■ **SOURCE PASSAGE**:
+ + + +

I know Krashen’s research centers on much younger grades than our students in AP English; however, reading is reading, and students gain skills by doing it — skills that improve their lives far beyond those tested on one day in May as they sit for the AP English exam.

My students just wrote end-of-year reading evaluations on their blogs. Here’s a few of the highlights about reading this year in their own words. This is the kind of data I value:

“Being apart of a reading community has benefited me deeply within my entire life. Even though I didn’t read as much as I wanted to, the reading that I did do was very beneficial. Reading helped me expand my vocabulary a lot. Sometimes when I would speak to my mom I would use a word that I learned from the book I was reading and she would just look at me like she didn’t know who I was. Reading also helped me become a better writer. So many different books that I read helped me use different structures, understand how to use rhetorical devices, and use my upper level vocabulary.”  DeDe, currently reading Thirteen Reasons Why by Jay Asher

“Being part of a reading community as a student opened my mind how others thought of the book we were currently reading together. Occasionally, I’m an ostrich that’s always in the ground; thoughts to myself, ideas to myself, and the “this is what this means” mentality. I’ve slowly learned how to use the point of view of others by implementing it into my own work. In addition, this year’s English class did not feel like a burden compared to previous years. The freedom of choice we were given provided us with the decision to pick a book we enjoyed.” Doreen, currently reading The Goldfinch by Donna Tartt

“I believe the place I need to improve as a reader is being able to find the hidden meanings or putting everything together in order for me to understand a book. Sometimes without me noticing I just read to read and I forget what I read and have to read the paragraph or page again in order for me to understand it. I need to read and take everything under consideration and understand what it is that I’m reading and at the end put it back together. Maybe my problem is that I try to read too fast.” Johnny, currently reading The Alex Crow by Andrew Smith

“Being part of a reading community benefited me because I always felt like I needed to be reading a book. It felt splendid being a part of something, especially something I would of never thought I would be a part of.  I understood the importance of reading. The more you read, the better writer you will become. I realized what genre of books I liked and which ones I didn’t. Most importantly I explored a different variety of books and read a minimum of 12 books. Something I had never done before. Usually I would read a minimum of 3 books every year.” Lizbeth, currently reading Playing Dead byJulia Heaberlin

“My journey began with Escape From Camp 14. I moved through different genres and difficulty levels thereafter: Anna and the French kiss, Allegiant, High School Bites, The Glass Castle, The Curious Incident of the Dog in the Night-Time, Where’d You Go Bernadettte, The Art of Secrets, The Hot Zone, Little Bee, The Joy Luck Club, Down the Rabbit Hole, Room, Incendiary, The Wright 3, and most recently, Y. During this time, I abandoned The Kite Runner, The Thirteenth Tale, Ready Player One, Saving Fish From Drowning, Telegraph Avenue, and Station Eleven.   Even I find it odd, that out of the entire list, I enjoyed The Joy Luck Club more than any other. I say this because I’m not the patient type- I like constant action, fueled excitement. The Joy Luck Club almost counters that expectation, and if I had to describe it, I might even consider calling it boring.” Nawoon, currently choosing — just abandoned Station Eleven

This evaluation by Jasmine is too good to not share the whole of it. And this one by Shaniqua.

+ + + +

■ **BRIEF 1**: In the passage about student reading evaluations, which book did Nawoon enjoy more than any other?
■ **BRIEF 2**: Summarize the passage about student reading evaluations in two sentences.
■ **BRIEF 3**: Carry on the passage about student reading evaluations from its last sentence.

■ **Collected data**:
+ + + +

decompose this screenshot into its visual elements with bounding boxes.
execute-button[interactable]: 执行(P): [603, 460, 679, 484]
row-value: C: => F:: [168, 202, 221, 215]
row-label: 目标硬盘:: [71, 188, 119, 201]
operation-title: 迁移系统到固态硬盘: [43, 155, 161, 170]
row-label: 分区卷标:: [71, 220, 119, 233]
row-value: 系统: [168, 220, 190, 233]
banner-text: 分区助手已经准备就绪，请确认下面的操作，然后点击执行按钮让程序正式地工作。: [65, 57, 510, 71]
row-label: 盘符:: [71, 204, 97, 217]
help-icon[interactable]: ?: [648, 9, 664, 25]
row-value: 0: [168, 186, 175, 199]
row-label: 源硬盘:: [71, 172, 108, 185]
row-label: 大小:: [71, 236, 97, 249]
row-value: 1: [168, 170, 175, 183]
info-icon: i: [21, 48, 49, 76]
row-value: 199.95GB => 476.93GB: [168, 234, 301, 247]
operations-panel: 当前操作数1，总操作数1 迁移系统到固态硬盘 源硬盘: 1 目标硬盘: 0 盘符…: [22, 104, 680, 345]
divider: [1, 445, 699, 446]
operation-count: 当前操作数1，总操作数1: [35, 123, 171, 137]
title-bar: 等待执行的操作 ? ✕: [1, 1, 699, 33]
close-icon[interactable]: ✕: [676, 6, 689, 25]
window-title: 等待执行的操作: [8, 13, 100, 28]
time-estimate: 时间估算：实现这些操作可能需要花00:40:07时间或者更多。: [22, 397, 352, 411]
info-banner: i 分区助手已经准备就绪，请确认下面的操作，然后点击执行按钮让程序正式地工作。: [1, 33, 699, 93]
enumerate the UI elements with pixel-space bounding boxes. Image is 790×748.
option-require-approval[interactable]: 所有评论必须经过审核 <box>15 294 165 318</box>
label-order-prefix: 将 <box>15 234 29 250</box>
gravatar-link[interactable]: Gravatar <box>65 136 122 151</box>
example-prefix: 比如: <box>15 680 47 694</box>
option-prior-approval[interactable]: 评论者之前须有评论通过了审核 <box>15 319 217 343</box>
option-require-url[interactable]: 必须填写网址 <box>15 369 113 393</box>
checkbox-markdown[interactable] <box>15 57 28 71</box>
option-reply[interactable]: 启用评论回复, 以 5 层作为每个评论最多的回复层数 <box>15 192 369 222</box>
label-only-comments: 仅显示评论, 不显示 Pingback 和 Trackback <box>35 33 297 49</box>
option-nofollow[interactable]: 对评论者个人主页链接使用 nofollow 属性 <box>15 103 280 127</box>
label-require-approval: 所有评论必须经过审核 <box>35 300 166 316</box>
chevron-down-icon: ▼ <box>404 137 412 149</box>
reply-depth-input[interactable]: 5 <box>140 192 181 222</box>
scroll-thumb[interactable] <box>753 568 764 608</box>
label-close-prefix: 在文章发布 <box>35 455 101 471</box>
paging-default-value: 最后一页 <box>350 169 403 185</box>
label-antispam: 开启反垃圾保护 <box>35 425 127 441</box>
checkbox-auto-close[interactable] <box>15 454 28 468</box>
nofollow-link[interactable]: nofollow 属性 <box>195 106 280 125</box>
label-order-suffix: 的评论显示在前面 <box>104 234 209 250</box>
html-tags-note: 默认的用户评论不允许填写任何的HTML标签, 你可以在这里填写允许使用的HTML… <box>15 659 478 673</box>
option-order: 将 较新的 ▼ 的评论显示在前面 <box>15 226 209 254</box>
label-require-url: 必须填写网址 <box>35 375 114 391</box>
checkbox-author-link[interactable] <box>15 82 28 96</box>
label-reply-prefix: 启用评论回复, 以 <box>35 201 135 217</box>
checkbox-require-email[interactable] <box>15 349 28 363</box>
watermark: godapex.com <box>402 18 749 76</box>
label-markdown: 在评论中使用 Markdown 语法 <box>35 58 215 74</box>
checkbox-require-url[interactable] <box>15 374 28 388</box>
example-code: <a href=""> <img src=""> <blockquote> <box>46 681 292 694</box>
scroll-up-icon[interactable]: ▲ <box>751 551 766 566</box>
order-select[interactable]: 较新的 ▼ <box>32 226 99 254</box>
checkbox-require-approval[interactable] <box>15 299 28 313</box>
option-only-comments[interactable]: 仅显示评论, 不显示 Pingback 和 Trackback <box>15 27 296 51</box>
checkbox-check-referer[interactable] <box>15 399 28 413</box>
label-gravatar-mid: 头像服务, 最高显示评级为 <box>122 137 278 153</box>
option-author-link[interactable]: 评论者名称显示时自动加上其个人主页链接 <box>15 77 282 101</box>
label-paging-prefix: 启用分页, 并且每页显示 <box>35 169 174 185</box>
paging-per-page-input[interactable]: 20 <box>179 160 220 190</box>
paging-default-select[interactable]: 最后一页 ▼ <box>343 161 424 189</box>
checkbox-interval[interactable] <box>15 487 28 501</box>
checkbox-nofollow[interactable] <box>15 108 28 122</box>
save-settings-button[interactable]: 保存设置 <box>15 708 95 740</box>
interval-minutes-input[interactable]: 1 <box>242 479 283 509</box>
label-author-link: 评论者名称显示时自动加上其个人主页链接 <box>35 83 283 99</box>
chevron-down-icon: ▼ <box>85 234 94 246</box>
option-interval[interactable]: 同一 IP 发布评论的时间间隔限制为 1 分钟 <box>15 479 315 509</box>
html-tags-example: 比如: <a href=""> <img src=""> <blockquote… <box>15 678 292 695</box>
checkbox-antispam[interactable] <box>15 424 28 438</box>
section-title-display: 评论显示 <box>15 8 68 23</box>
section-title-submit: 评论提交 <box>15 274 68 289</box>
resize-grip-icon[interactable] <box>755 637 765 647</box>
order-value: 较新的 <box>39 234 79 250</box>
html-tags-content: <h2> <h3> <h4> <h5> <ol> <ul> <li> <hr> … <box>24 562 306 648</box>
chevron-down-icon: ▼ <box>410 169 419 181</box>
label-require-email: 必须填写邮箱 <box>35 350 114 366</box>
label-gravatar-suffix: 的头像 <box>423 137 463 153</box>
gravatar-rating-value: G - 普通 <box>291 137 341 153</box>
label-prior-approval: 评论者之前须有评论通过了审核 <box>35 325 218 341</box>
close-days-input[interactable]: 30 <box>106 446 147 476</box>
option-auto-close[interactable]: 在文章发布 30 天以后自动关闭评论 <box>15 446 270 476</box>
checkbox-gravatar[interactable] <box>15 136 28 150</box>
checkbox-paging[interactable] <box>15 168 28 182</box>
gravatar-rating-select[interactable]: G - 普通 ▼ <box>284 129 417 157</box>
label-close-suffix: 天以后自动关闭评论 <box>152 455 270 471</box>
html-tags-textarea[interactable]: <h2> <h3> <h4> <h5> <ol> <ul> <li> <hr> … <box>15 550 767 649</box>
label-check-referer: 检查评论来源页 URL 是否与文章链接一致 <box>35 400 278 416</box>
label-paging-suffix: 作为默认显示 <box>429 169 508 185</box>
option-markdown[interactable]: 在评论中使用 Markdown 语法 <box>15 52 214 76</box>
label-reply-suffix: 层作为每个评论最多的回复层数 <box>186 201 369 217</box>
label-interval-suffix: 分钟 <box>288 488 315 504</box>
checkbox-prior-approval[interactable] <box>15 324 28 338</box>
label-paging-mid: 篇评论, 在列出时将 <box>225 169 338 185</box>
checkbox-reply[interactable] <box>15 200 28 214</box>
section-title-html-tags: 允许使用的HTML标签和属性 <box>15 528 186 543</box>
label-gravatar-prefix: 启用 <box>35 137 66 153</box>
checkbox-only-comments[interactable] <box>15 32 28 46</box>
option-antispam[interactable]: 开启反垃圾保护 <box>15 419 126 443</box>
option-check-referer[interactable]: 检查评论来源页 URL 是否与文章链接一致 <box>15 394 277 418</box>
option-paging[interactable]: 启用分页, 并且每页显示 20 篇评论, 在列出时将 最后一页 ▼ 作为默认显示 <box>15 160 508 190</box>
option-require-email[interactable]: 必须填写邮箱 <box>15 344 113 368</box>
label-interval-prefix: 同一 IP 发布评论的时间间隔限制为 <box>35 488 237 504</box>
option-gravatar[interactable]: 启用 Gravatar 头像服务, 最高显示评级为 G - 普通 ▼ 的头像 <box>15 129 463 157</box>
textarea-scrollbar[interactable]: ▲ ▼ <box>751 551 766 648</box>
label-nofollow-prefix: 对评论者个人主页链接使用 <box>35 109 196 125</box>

+ + + +

■ **ANSWER AREA 1**: Nawoon enjoyed The Joy Luck Club more than any other book.

■ **ANSWER AREA 2**: The writer holds that although Krashen's research centers on much younger grades, reading builds skills in AP English students that improve their lives far beyond the AP exam. To show this, the writer shares highlights from students' end-of-year reading evaluations, in which they describe growth in vocabulary, writing, and openness to others' views, along with struggles such as reading too fast.

■ **ANSWER AREA 3**:
I just need to share one more thing, a little gift I got today as I read student reading evaluations. I know most teachers get these at one time or another.

It is the thing that keeps us going.

Laura wrote:

“I still need to improve on not judging a book by it’s cover. For us to GROW as people, we must get out of our COMFORT ZONE and pick up a shattered book because it needs someone to appreciate it’s language. As much as reading conference were sometimes nerve wrecking for me, they helped me get a second opinion on my progress in class as a human and not merely as a student. I can never thank Mrs. Rasmussen enough for dedicating chunks of her life to her students. Positivity in a world were criticism is many people’s issue is so rare and pure. She truly cares about each of us and sees past our struggles and attitudes and tries her best to help us understand it’s okay to have emotions and display them for others to see.  I’ve learned it’s more important to turn our conflicts into beautiful gifts instead of becoming a bitter person.”

Don’t you think that is better than any testing data?

©Amy Rasmussen, 2011 – 2015

 

Our Year-In-Review

As we round out the 2014-2015 academic school year, I would like share our Year-In-Review from us here at TTT and dedicate it to all of our loyal and contributing teacher friends who share in our experiences throughout the year.  Playing with the Reading Writing Workshop model is always exhilarating and fresh and exciting and freeing and thought-provoking.  It’s always propelling us, as educators, to break through barriers and teach with our most authentic teaching souls.

So, to capture the essence of how we have all explored the model this school year; here are highlights that allow us to celebrate the risks, the questions, the stumbles, the ‘ah-ha’s, the setbacks, and of course…the successes.  As we are all still progressing through this last month of our current school year, we hope that resurfacing some of our favorite moments will ignite the fire that keeps us all educating with fierce passion, deep inquiry, and continual evolution.

The calm zen of the RWW in Texas.

The calm zen of the RWW in TX.

First up: The lovely Amy Rasmussen who never ceases to amaze all of us with her wit, wisdom, and wildly insightful thinking.  Here is a woman who has taken the RWW by storm and has not looked back; the only time she does is to pick up, dust off, and gently guide those who are trying to find their way through the process.  She is an excellent mentor and extraordinary educator who ensures that her Advanced Placement students are gifted the wonders of the RWW. Here is a collection of how Amy has guided us through the intricacies of customizing the RWW for our own learners:

A Feedback Protocol for Revision Workshop

5 Reasons Why Reading Conferences Matter — Especially in High School English

5 Ways to Enjoy the Last Month of School

 

A reminder of student movement and achievement.

A reminder of student movement and achievement in NH.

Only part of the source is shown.